Data items
- - -

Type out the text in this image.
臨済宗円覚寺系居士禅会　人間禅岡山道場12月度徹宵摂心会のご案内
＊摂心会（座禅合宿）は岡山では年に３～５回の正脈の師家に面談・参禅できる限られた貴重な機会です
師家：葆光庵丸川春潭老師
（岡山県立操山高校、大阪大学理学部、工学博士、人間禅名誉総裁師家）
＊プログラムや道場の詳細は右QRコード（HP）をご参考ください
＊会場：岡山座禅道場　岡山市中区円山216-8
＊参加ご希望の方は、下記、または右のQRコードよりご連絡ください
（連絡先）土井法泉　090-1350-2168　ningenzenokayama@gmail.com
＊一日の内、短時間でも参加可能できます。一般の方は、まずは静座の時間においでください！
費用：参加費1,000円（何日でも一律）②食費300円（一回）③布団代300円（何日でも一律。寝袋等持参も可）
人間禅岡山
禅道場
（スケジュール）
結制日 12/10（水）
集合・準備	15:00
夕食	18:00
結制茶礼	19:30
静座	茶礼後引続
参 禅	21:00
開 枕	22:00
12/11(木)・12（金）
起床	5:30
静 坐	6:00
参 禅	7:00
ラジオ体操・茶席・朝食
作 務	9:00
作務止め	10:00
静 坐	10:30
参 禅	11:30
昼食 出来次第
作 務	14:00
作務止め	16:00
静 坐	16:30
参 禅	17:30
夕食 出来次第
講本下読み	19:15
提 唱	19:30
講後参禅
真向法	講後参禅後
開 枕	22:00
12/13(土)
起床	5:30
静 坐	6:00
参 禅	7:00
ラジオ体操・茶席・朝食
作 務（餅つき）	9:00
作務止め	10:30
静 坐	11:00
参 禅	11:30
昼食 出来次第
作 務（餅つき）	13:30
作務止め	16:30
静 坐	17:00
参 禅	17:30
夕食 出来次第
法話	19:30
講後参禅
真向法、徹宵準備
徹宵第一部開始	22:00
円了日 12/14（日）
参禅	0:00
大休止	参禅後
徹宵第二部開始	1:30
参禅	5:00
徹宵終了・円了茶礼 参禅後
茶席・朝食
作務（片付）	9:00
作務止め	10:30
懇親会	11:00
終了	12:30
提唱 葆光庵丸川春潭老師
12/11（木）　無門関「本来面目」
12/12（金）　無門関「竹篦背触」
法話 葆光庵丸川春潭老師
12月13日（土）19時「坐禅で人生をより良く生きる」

- - -

§ **WHAT YOU NEED TO DO**: Look through the records and gather each line with the word "作務止め".

§ **TASK OUTPUT**:
作務止め	10:00
作務止め	16:00
作務止め	10:30
作務止め	16:30
作務止め	10:30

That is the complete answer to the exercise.